* _Written exercise_: Extract every line that contains the word "this".

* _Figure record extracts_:
——

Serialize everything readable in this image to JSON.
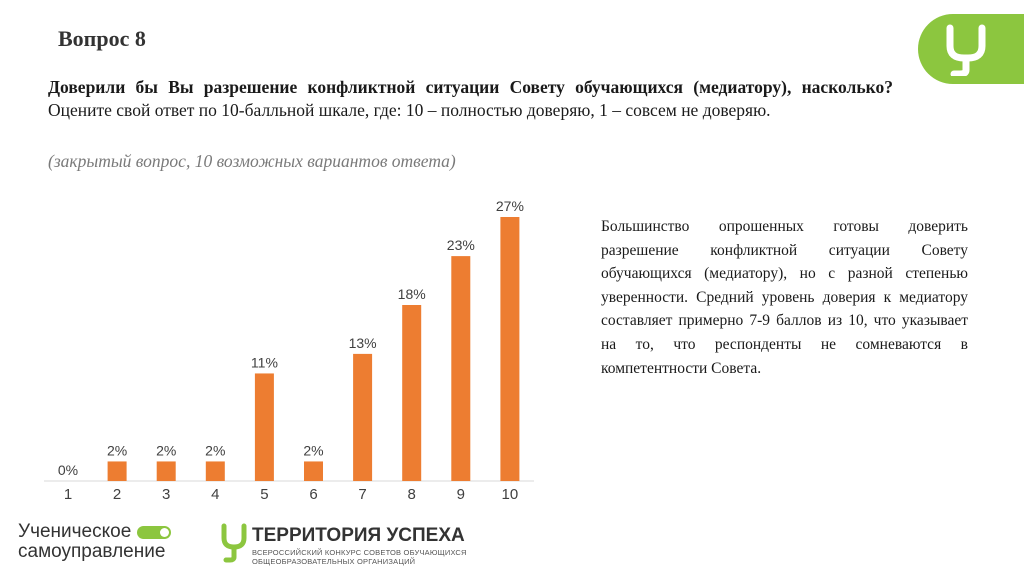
{
  "slide": {
    "title": "Вопрос 8",
    "question_bold": "Доверили бы Вы разрешение конфликтной ситуации Совету обучающихся (медиатору), насколько?",
    "question_rest": " Оцените свой ответ по 10-балльной шкале, где: 10 – полностью доверяю, 1 – совсем не доверяю.",
    "question_note": "(закрытый вопрос, 10 возможных вариантов ответа)",
    "summary": "Большинство опрошенных готовы доверить разрешение конфликтной ситуации Совету обучающихся (медиатору), но с разной степенью уверенности. Средний уровень доверия к медиатору составляет примерно 7-9 баллов из 10, что указывает на то, что респонденты не сомневаются в компетентности Совета."
  },
  "footer": {
    "left_line1": "Ученическое",
    "left_line2": "самоуправление",
    "right_title": "ТЕРРИТОРИЯ УСПЕХА",
    "right_sub1": "ВСЕРОССИЙСКИЙ КОНКУРС СОВЕТОВ ОБУЧАЮЩИХСЯ",
    "right_sub2": "ОБЩЕОБРАЗОВАТЕЛЬНЫХ ОРГАНИЗАЦИЙ"
  },
  "colors": {
    "bar": "#ed7d31",
    "brand_green": "#8cc63f"
  },
  "chart_data": {
    "type": "bar",
    "categories": [
      "1",
      "2",
      "3",
      "4",
      "5",
      "6",
      "7",
      "8",
      "9",
      "10"
    ],
    "values": [
      0,
      2,
      2,
      2,
      11,
      2,
      13,
      18,
      23,
      27
    ],
    "value_labels": [
      "0%",
      "2%",
      "2%",
      "2%",
      "11%",
      "2%",
      "13%",
      "18%",
      "23%",
      "27%"
    ],
    "unit": "%",
    "ylim": [
      0,
      27
    ],
    "grid": false,
    "legend": "none"
  }
}
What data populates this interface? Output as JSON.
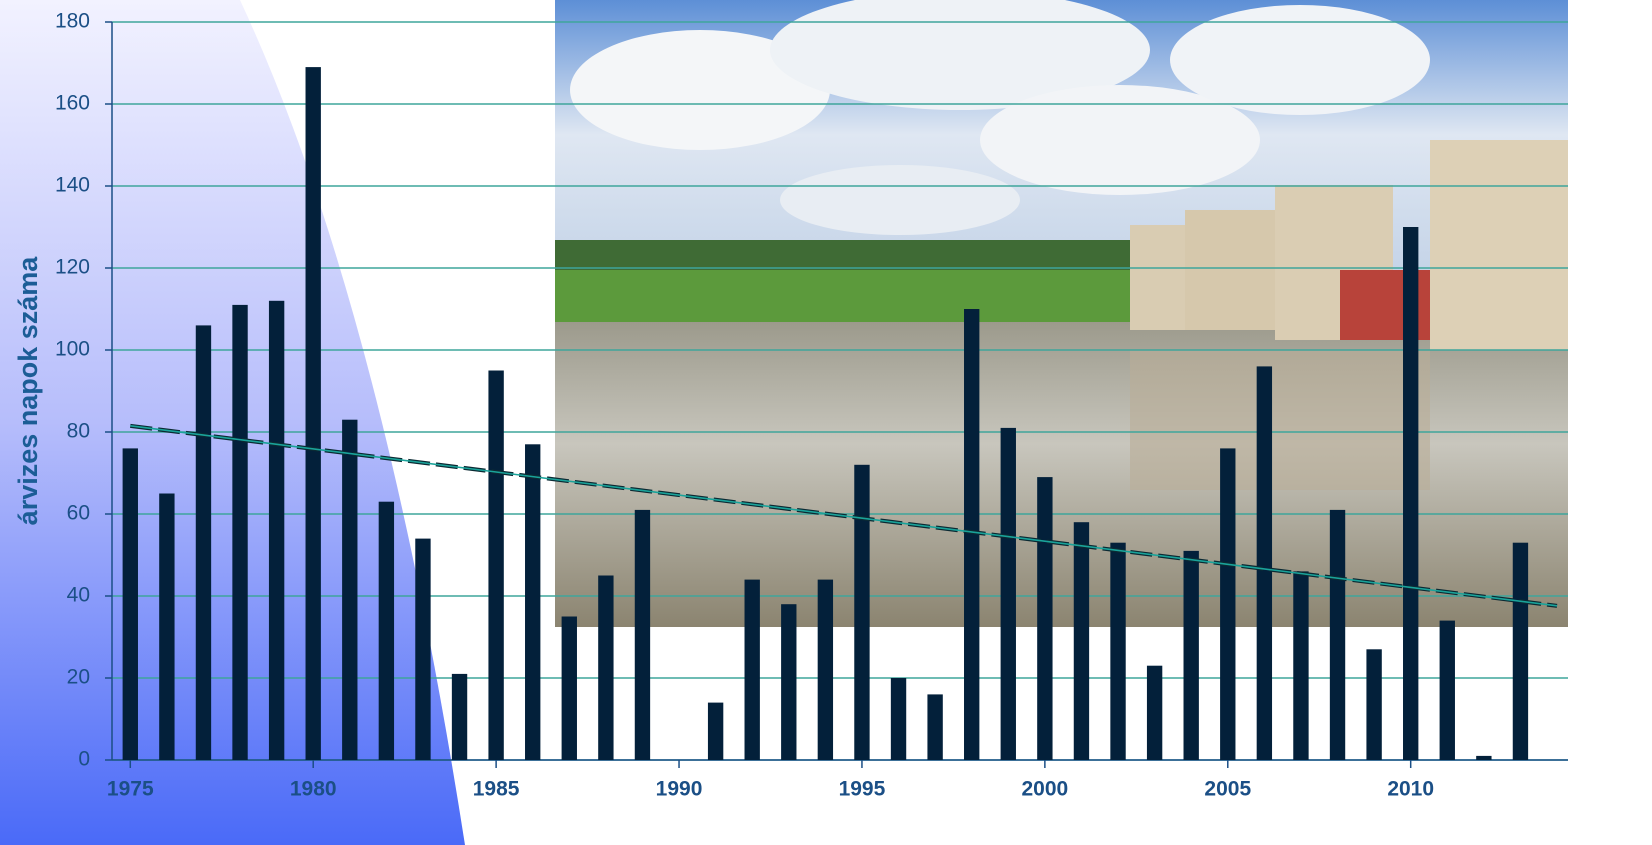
{
  "chart_data": {
    "type": "bar",
    "y_label": "árvizes napok száma",
    "x": [
      1975,
      1976,
      1977,
      1978,
      1979,
      1980,
      1981,
      1982,
      1983,
      1984,
      1985,
      1986,
      1987,
      1988,
      1989,
      1990,
      1991,
      1992,
      1993,
      1994,
      1995,
      1996,
      1997,
      1998,
      1999,
      2000,
      2001,
      2002,
      2003,
      2004,
      2005,
      2006,
      2007,
      2008,
      2009,
      2010,
      2011,
      2012,
      2013
    ],
    "values": [
      76,
      65,
      106,
      111,
      112,
      169,
      83,
      63,
      54,
      21,
      95,
      77,
      35,
      45,
      61,
      0,
      14,
      44,
      38,
      44,
      72,
      20,
      16,
      110,
      81,
      69,
      58,
      53,
      23,
      51,
      76,
      96,
      46,
      61,
      27,
      130,
      34,
      1,
      53
    ],
    "color": "#03203a",
    "trendline": {
      "x": [
        1975,
        2014
      ],
      "values": [
        81.5,
        37.6
      ],
      "color": "#1aa39a"
    },
    "xlim": [
      1974.5,
      2014.3
    ],
    "xticks": [
      1975,
      1980,
      1985,
      1990,
      1995,
      2000,
      2005,
      2010
    ],
    "ylim": [
      0,
      180
    ],
    "yticks": [
      0,
      20,
      40,
      60,
      80,
      100,
      120,
      140,
      160,
      180
    ],
    "grid": true
  }
}
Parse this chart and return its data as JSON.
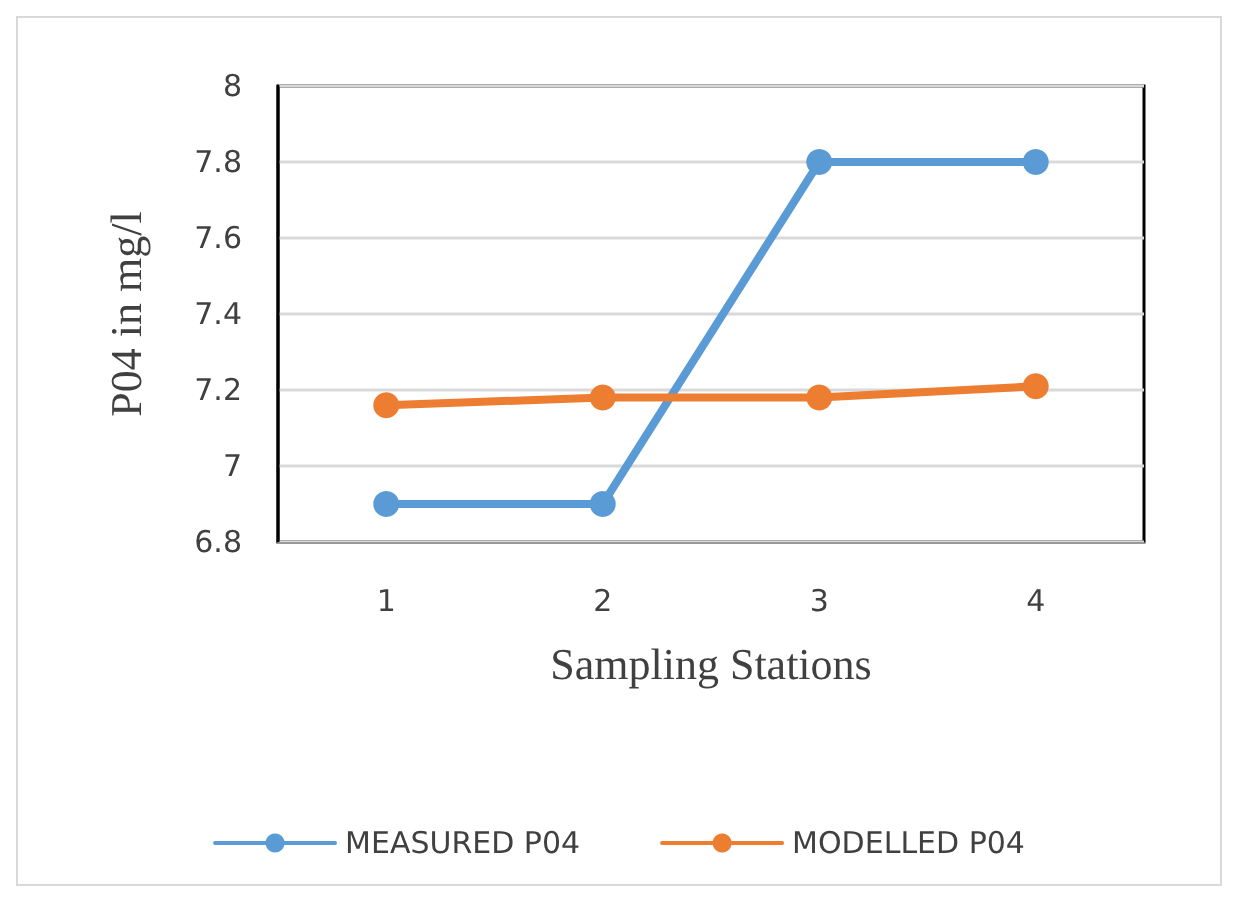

——

* _Result of the exercise_:
Serialize everything readable in this image to JSON.
What data populates this interface? Output as JSON.
Parse this chart and return its data as JSON.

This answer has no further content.